Set task ->
Locate the word "Road" in the material, then show every line that holds it.

===== Dataset

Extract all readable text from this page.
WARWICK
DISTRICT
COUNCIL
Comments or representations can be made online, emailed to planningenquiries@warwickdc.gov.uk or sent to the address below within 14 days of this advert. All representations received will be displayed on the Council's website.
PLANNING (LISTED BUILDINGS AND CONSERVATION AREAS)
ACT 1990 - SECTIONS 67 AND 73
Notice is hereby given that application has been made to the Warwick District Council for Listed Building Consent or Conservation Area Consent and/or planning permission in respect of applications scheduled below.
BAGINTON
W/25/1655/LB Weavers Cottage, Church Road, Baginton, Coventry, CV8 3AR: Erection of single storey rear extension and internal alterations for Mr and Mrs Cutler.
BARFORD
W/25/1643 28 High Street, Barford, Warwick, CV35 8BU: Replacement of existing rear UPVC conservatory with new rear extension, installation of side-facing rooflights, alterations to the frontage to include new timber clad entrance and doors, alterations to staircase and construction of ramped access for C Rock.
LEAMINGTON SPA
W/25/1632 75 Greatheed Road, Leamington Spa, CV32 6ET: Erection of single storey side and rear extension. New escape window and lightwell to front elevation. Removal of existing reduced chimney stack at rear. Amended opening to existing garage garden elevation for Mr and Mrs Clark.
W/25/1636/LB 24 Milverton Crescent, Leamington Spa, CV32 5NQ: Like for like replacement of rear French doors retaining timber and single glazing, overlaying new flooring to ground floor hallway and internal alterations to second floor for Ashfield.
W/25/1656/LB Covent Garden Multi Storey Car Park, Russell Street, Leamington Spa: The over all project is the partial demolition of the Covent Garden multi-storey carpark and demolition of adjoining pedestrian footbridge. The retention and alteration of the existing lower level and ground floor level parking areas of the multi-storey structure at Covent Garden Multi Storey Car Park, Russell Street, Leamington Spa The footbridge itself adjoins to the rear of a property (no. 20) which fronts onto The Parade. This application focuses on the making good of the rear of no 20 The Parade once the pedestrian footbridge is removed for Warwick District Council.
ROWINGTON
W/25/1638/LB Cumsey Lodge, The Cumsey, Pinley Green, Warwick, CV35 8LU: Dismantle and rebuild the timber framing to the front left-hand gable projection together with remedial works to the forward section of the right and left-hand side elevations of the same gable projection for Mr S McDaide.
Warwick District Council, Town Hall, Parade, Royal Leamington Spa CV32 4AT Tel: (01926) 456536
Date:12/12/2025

==========

The reply ->
W/25/1655/LB Weavers Cottage, Church Road, Baginton, Coventry, CV8 3AR: Erection of single storey rear extension and internal alterations for Mr and Mrs Cutler.
W/25/1632 75 Greatheed Road, Leamington Spa, CV32 6ET: Erection of single storey side and rear extension. New escape window and lightwell to front elevation. Removal of existing reduced chimney stack at rear. Amended opening to existing garage garden elevation for Mr and Mrs Clark.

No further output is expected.